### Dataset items

--

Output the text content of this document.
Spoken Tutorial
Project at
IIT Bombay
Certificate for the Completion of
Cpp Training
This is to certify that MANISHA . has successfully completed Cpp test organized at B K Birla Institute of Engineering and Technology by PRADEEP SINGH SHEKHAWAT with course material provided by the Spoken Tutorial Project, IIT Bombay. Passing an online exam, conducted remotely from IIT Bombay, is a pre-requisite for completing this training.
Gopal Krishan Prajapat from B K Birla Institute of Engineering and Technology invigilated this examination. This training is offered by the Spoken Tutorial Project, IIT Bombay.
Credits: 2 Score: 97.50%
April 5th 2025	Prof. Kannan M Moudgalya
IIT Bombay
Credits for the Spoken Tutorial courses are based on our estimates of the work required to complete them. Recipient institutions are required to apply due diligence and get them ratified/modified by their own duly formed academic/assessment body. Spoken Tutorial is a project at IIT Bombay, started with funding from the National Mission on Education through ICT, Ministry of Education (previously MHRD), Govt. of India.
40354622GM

--

### TASK PROMPT
Pull out all lines in the data above that include "Engineering".

### COMPLETED EXERCISE
This is to certify that MANISHA . has successfully completed Cpp test organized at B K Birla Institute of Engineering and Technology by PRADEEP SINGH SHEKHAWAT with course material provided by the Spoken Tutorial Project, IIT Bombay. Passing an online exam, conducted remotely from IIT Bombay, is a pre-requisite for completing this training.
Gopal Krishan Prajapat from B K Birla Institute of Engineering and Technology invigilated this examination. This training is offered by the Spoken Tutorial Project, IIT Bombay.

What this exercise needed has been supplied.